*Stated goal*:
Rewrite the records below so that every "transaction-amount" becomes "booking-amount" and nothing else changes. Leave the pictures out of your answer.

Source records:
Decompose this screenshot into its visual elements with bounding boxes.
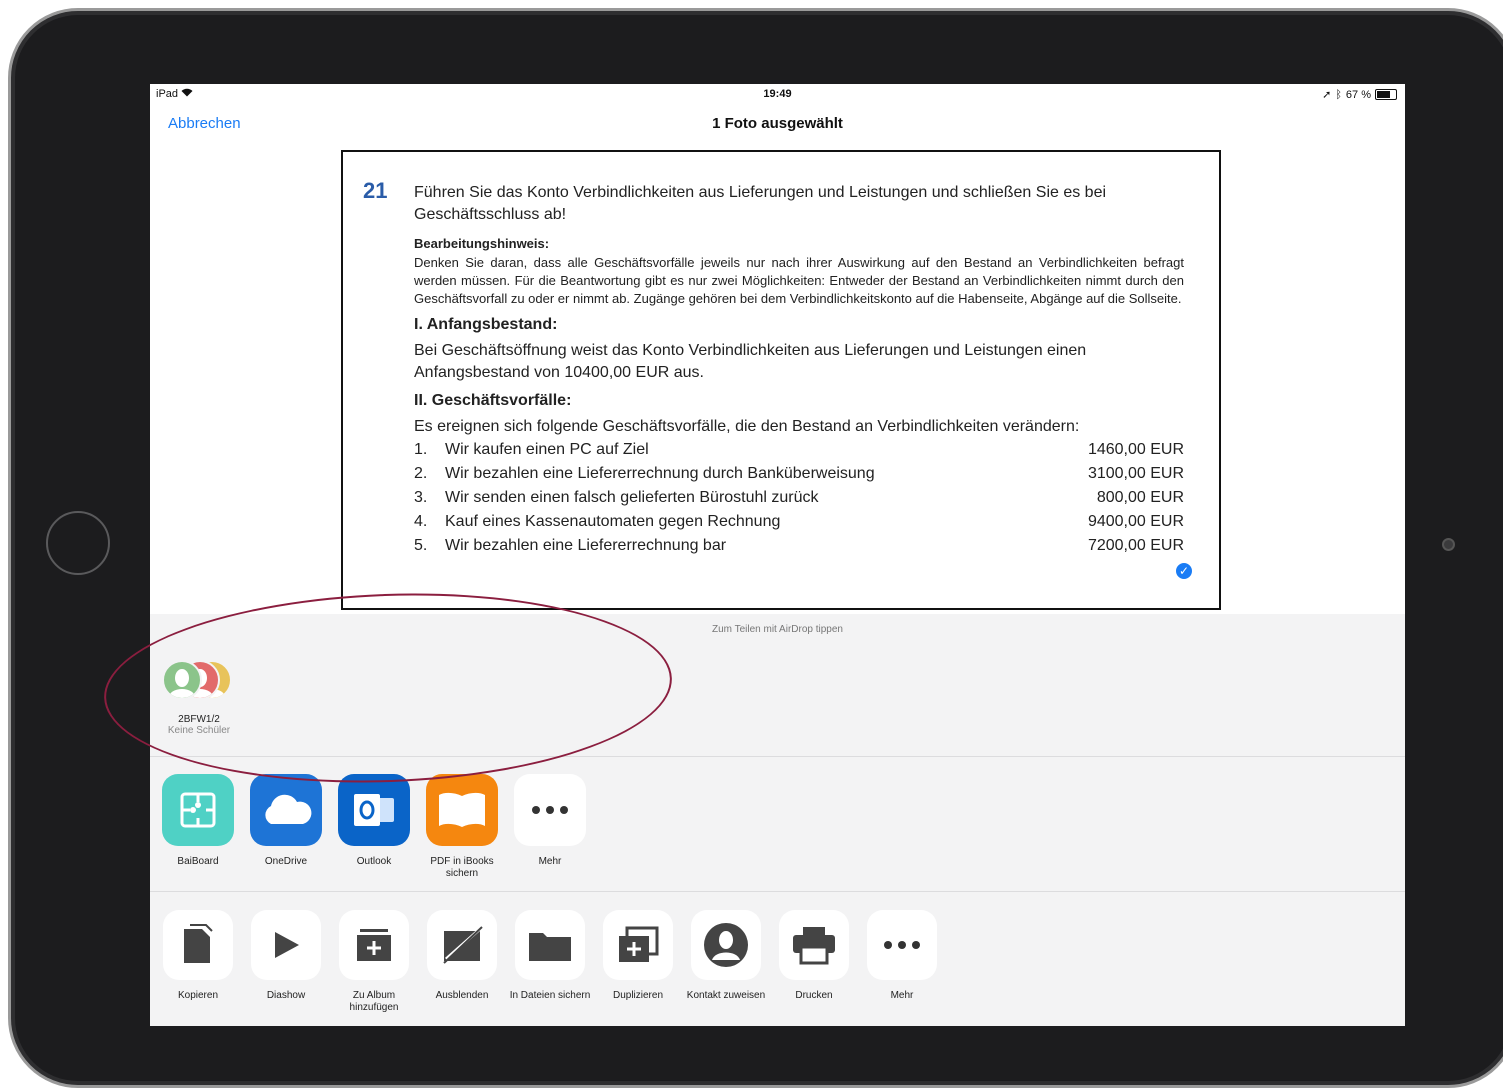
print-icon	[779, 910, 849, 980]
transaction-amount: 9400,00 EUR	[1087, 513, 1184, 530]
transaction-label: Kauf eines Kassenautomaten gegen Rechnun…	[445, 513, 781, 530]
section2-title: II. Geschäftsvorfälle:	[414, 392, 572, 409]
share-app-outlook[interactable]: Outlook	[330, 774, 418, 880]
app-row: BaiBoard OneDrive Outlook PDF in iBooks sic…	[154, 774, 1405, 880]
screen: iPad 19:49 ➚ ᛒ 67 % Abbrechen 1 Foto aus…	[150, 84, 1405, 1026]
camera-icon	[1442, 538, 1455, 551]
status-time: 19:49	[763, 88, 792, 100]
cloud-icon	[250, 774, 322, 846]
action-duplizieren[interactable]: Duplizieren	[594, 910, 682, 1014]
action-ausblenden[interactable]: Ausblenden	[418, 910, 506, 1014]
transaction-number: 4.	[414, 513, 428, 530]
airdrop-contact[interactable]: 2BFW1/2 Keine Schüler	[160, 656, 238, 736]
hide-icon	[427, 910, 497, 980]
book-icon	[426, 774, 498, 846]
hint-title: Bearbeitungshinweis:	[414, 236, 550, 251]
action-label: Diashow	[266, 990, 306, 1001]
hint-text: Denken Sie daran, dass alle Geschäftsvor…	[414, 255, 1184, 306]
share-app-onedrive[interactable]: OneDrive	[242, 774, 330, 880]
transaction-amount: 7200,00 EUR	[1087, 537, 1184, 554]
transaction-number: 1.	[414, 441, 428, 458]
more-icon	[514, 774, 586, 846]
action-drucken[interactable]: Drucken	[770, 910, 858, 1014]
transaction-amount: 800,00 EUR	[1096, 489, 1184, 506]
share-app-mehr[interactable]: Mehr	[506, 774, 594, 880]
bluetooth-icon: ᛒ	[1335, 88, 1342, 101]
action-label: Kopieren	[177, 990, 219, 1001]
transaction-row: 3. Wir senden einen falsch gelieferten Bü…	[414, 486, 1184, 510]
transaction-number: 5.	[414, 537, 428, 554]
action-diashow[interactable]: Diashow	[242, 910, 330, 1014]
status-right: ➚ ᛒ 67 %	[1322, 88, 1397, 101]
avatar	[162, 660, 202, 700]
contact-name: 2BFW1/2	[178, 714, 220, 725]
play-icon	[251, 910, 321, 980]
action-label: Mehr	[890, 990, 914, 1001]
transaction-label: Wir senden einen falsch gelieferten Büro…	[445, 489, 819, 506]
add-album-icon	[339, 910, 409, 980]
transaction-number: 2.	[414, 465, 428, 482]
app-label: BaiBoard	[177, 856, 219, 867]
selected-check-icon[interactable]: ✓	[1174, 561, 1194, 581]
contact-avatar-group	[160, 656, 238, 704]
transaction-label: Wir bezahlen eine Liefererrechnung bar	[445, 537, 727, 554]
photo-document[interactable]: 21 Führen Sie das Konto Verbindlichkeite…	[341, 150, 1221, 610]
photo-preview: 21 Führen Sie das Konto Verbindlichkeite…	[150, 144, 1405, 614]
action-kopieren[interactable]: Kopieren	[154, 910, 242, 1014]
share-app-baiboard[interactable]: BaiBoard	[154, 774, 242, 880]
divider	[150, 891, 1405, 892]
contact-subtitle: Keine Schüler	[167, 725, 231, 736]
folder-icon	[515, 910, 585, 980]
document-body: Führen Sie das Konto Verbindlichkeiten a…	[414, 182, 1184, 558]
app-label: OneDrive	[264, 856, 308, 867]
copy-icon	[163, 910, 233, 980]
transaction-row: 2. Wir bezahlen eine Liefererrechnung dur…	[414, 462, 1184, 486]
action-row: Kopieren Diashow Zu Album hinzufügen Ausble…	[154, 910, 1405, 1014]
more-icon	[867, 910, 937, 980]
app-label: Outlook	[356, 856, 392, 867]
action-in-dateien-sichern[interactable]: In Dateien sichern	[506, 910, 594, 1014]
action-label: Drucken	[795, 990, 833, 1001]
transaction-row: 1. Wir kaufen einen PC auf Ziel 1460,00 EU…	[414, 438, 1184, 462]
app-label: Mehr	[538, 856, 562, 867]
share-app-pdf-in-ibooks-sichern[interactable]: PDF in iBooks sichern	[418, 774, 506, 880]
divider	[150, 756, 1405, 757]
transaction-amount: 1460,00 EUR	[1087, 441, 1184, 458]
app-label: PDF in iBooks sichern	[430, 856, 494, 879]
transaction-number: 3.	[414, 489, 428, 506]
transaction-row: 4. Kauf eines Kassenautomaten gegen Rechn…	[414, 510, 1184, 534]
transaction-row: 5. Wir bezahlen eine Liefererrechnung bar…	[414, 534, 1184, 558]
transaction-list: 1. Wir kaufen einen PC auf Ziel 1460,00 EU…	[414, 438, 1184, 558]
location-icon: ➚	[1322, 89, 1332, 101]
action-label: In Dateien sichern	[509, 990, 591, 1001]
action-label: Ausblenden	[435, 990, 489, 1001]
action-label: Kontakt zuweisen	[686, 990, 766, 1001]
action-mehr[interactable]: Mehr	[858, 910, 946, 1014]
navigation-bar: Abbrechen 1 Foto ausgewählt	[150, 106, 1405, 144]
document-heading: Führen Sie das Konto Verbindlichkeiten a…	[414, 184, 1107, 223]
action-label: Duplizieren	[612, 990, 664, 1001]
transaction-label: Wir kaufen einen PC auf Ziel	[445, 441, 649, 458]
home-button[interactable]	[46, 511, 110, 575]
section1-text: Bei Geschäftsöffnung weist das Konto Ver…	[414, 342, 1087, 381]
contact-icon	[691, 910, 761, 980]
share-sheet: Zum Teilen mit AirDrop tippen 2BFW1/2 Ke…	[150, 614, 1405, 1026]
outlook-icon	[338, 774, 410, 846]
action-zu-album-hinzufügen[interactable]: Zu Album hinzufügen	[330, 910, 418, 1014]
exercise-number: 21	[363, 178, 388, 203]
airdrop-hint: Zum Teilen mit AirDrop tippen	[712, 624, 843, 635]
status-bar: iPad 19:49 ➚ ᛒ 67 %	[150, 84, 1405, 106]
action-label: Zu Album hinzufügen	[349, 990, 399, 1013]
duplicate-icon	[603, 910, 673, 980]
battery-icon	[1375, 89, 1397, 100]
transaction-amount: 3100,00 EUR	[1087, 465, 1184, 482]
transaction-label: Wir bezahlen eine Liefererrechnung durch…	[445, 465, 875, 482]
nav-title: 1 Foto ausgewählt	[712, 115, 843, 132]
puzzle-icon	[162, 774, 234, 846]
section2-intro: Es ereignen sich folgende Geschäftsvorfä…	[414, 418, 1080, 435]
action-kontakt-zuweisen[interactable]: Kontakt zuweisen	[682, 910, 770, 1014]
section1-title: I. Anfangsbestand:	[414, 316, 558, 333]
battery-fill	[1377, 91, 1391, 98]
battery-percent: 67 %	[1345, 88, 1371, 101]
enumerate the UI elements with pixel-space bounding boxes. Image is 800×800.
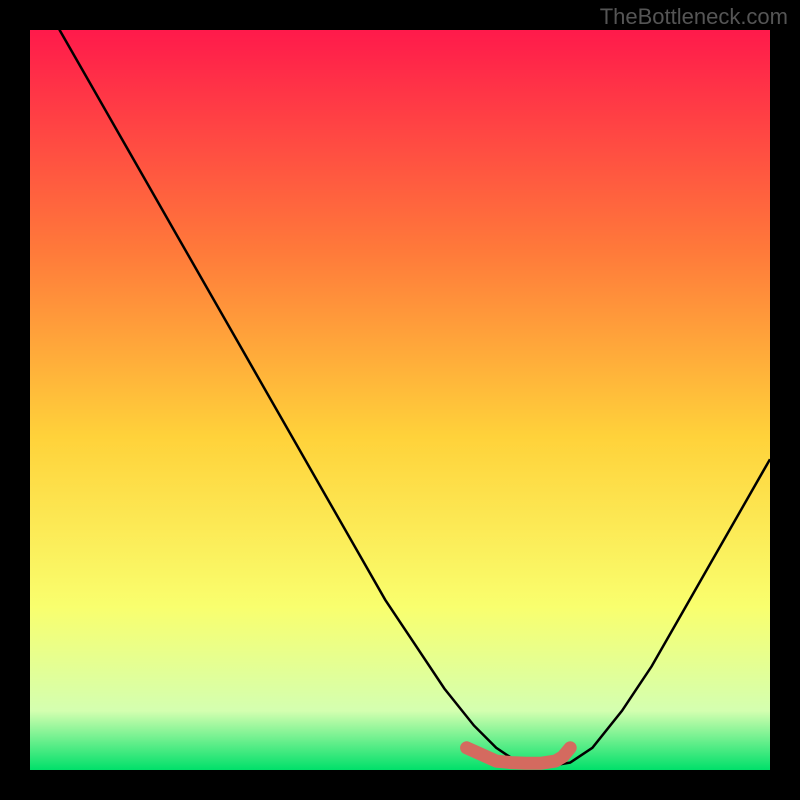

*Task result*:
Decompose this screenshot into its visual elements with bounding boxes.
print-icon	[779, 910, 849, 980]
booking-amount: 9400,00 EUR	[1087, 513, 1184, 530]
transaction-label: Kauf eines Kassenautomaten gegen Rechnun…	[445, 513, 781, 530]
section2-title: II. Geschäftsvorfälle:	[414, 392, 572, 409]
share-app-outlook[interactable]: Outlook	[330, 774, 418, 880]
app-row: BaiBoard OneDrive Outlook PDF in iBooks sic…	[154, 774, 1405, 880]
screen: iPad 19:49 ➚ ᛒ 67 % Abbrechen 1 Foto aus…	[150, 84, 1405, 1026]
camera-icon	[1442, 538, 1455, 551]
status-time: 19:49	[763, 88, 792, 100]
cloud-icon	[250, 774, 322, 846]
action-duplizieren[interactable]: Duplizieren	[594, 910, 682, 1014]
action-ausblenden[interactable]: Ausblenden	[418, 910, 506, 1014]
transaction-number: 4.	[414, 513, 428, 530]
airdrop-contact[interactable]: 2BFW1/2 Keine Schüler	[160, 656, 238, 736]
hide-icon	[427, 910, 497, 980]
book-icon	[426, 774, 498, 846]
hint-title: Bearbeitungshinweis:	[414, 236, 550, 251]
action-label: Diashow	[266, 990, 306, 1001]
hint-text: Denken Sie daran, dass alle Geschäftsvor…	[414, 255, 1184, 306]
share-app-onedrive[interactable]: OneDrive	[242, 774, 330, 880]
booking-amount: 7200,00 EUR	[1087, 537, 1184, 554]
transaction-number: 1.	[414, 441, 428, 458]
more-icon	[514, 774, 586, 846]
action-drucken[interactable]: Drucken	[770, 910, 858, 1014]
booking-amount: 800,00 EUR	[1096, 489, 1184, 506]
share-app-mehr[interactable]: Mehr	[506, 774, 594, 880]
bluetooth-icon: ᛒ	[1335, 88, 1342, 101]
action-label: Kopieren	[177, 990, 219, 1001]
transaction-row: 3. Wir senden einen falsch gelieferten Bü…	[414, 486, 1184, 510]
transaction-number: 5.	[414, 537, 428, 554]
action-diashow[interactable]: Diashow	[242, 910, 330, 1014]
status-right: ➚ ᛒ 67 %	[1322, 88, 1397, 101]
avatar	[162, 660, 202, 700]
contact-name: 2BFW1/2	[178, 714, 220, 725]
play-icon	[251, 910, 321, 980]
action-label: Mehr	[890, 990, 914, 1001]
transaction-label: Wir senden einen falsch gelieferten Büro…	[445, 489, 819, 506]
add-album-icon	[339, 910, 409, 980]
transaction-number: 2.	[414, 465, 428, 482]
app-label: BaiBoard	[177, 856, 219, 867]
selected-check-icon[interactable]: ✓	[1174, 561, 1194, 581]
contact-avatar-group	[160, 656, 238, 704]
transaction-label: Wir bezahlen eine Liefererrechnung bar	[445, 537, 727, 554]
photo-document[interactable]: 21 Führen Sie das Konto Verbindlichkeite…	[341, 150, 1221, 610]
photo-preview: 21 Führen Sie das Konto Verbindlichkeite…	[150, 144, 1405, 614]
action-kopieren[interactable]: Kopieren	[154, 910, 242, 1014]
share-app-baiboard[interactable]: BaiBoard	[154, 774, 242, 880]
divider	[150, 891, 1405, 892]
contact-subtitle: Keine Schüler	[167, 725, 231, 736]
folder-icon	[515, 910, 585, 980]
document-body: Führen Sie das Konto Verbindlichkeiten a…	[414, 182, 1184, 558]
app-label: OneDrive	[264, 856, 308, 867]
copy-icon	[163, 910, 233, 980]
transaction-row: 2. Wir bezahlen eine Liefererrechnung dur…	[414, 462, 1184, 486]
action-row: Kopieren Diashow Zu Album hinzufügen Ausble…	[154, 910, 1405, 1014]
more-icon	[867, 910, 937, 980]
app-label: Outlook	[356, 856, 392, 867]
action-in-dateien-sichern[interactable]: In Dateien sichern	[506, 910, 594, 1014]
action-label: Drucken	[795, 990, 833, 1001]
transaction-row: 1. Wir kaufen einen PC auf Ziel 1460,00 EU…	[414, 438, 1184, 462]
app-label: Mehr	[538, 856, 562, 867]
share-app-pdf-in-ibooks-sichern[interactable]: PDF in iBooks sichern	[418, 774, 506, 880]
divider	[150, 756, 1405, 757]
booking-amount: 1460,00 EUR	[1087, 441, 1184, 458]
app-label: PDF in iBooks sichern	[430, 856, 494, 879]
transaction-number: 3.	[414, 489, 428, 506]
transaction-row: 4. Kauf eines Kassenautomaten gegen Rechn…	[414, 510, 1184, 534]
transaction-row: 5. Wir bezahlen eine Liefererrechnung bar…	[414, 534, 1184, 558]
transaction-list: 1. Wir kaufen einen PC auf Ziel 1460,00 EU…	[414, 438, 1184, 558]
location-icon: ➚	[1322, 89, 1332, 101]
action-label: In Dateien sichern	[509, 990, 591, 1001]
action-label: Ausblenden	[435, 990, 489, 1001]
action-label: Kontakt zuweisen	[686, 990, 766, 1001]
action-mehr[interactable]: Mehr	[858, 910, 946, 1014]
navigation-bar: Abbrechen 1 Foto ausgewählt	[150, 106, 1405, 144]
document-heading: Führen Sie das Konto Verbindlichkeiten a…	[414, 184, 1107, 223]
action-label: Duplizieren	[612, 990, 664, 1001]
transaction-label: Wir kaufen einen PC auf Ziel	[445, 441, 649, 458]
home-button[interactable]	[46, 511, 110, 575]
section1-text: Bei Geschäftsöffnung weist das Konto Ver…	[414, 342, 1087, 381]
contact-icon	[691, 910, 761, 980]
share-sheet: Zum Teilen mit AirDrop tippen 2BFW1/2 Ke…	[150, 614, 1405, 1026]
outlook-icon	[338, 774, 410, 846]
action-zu-album-hinzufügen[interactable]: Zu Album hinzufügen	[330, 910, 418, 1014]
exercise-number: 21	[363, 178, 388, 203]
airdrop-hint: Zum Teilen mit AirDrop tippen	[712, 624, 843, 635]
status-bar: iPad 19:49 ➚ ᛒ 67 %	[150, 84, 1405, 106]
action-label: Zu Album hinzufügen	[349, 990, 399, 1013]
duplicate-icon	[603, 910, 673, 980]
battery-icon	[1375, 89, 1397, 100]
booking-amount: 3100,00 EUR	[1087, 465, 1184, 482]
transaction-label: Wir bezahlen eine Liefererrechnung durch…	[445, 465, 875, 482]
nav-title: 1 Foto ausgewählt	[712, 115, 843, 132]
puzzle-icon	[162, 774, 234, 846]
section2-intro: Es ereignen sich folgende Geschäftsvorfä…	[414, 418, 1080, 435]
action-kontakt-zuweisen[interactable]: Kontakt zuweisen	[682, 910, 770, 1014]
section1-title: I. Anfangsbestand:	[414, 316, 558, 333]
battery-fill	[1377, 91, 1391, 98]
battery-percent: 67 %	[1345, 88, 1371, 101]
enumerate the UI elements with pixel-space bounding boxes. Image is 800×800.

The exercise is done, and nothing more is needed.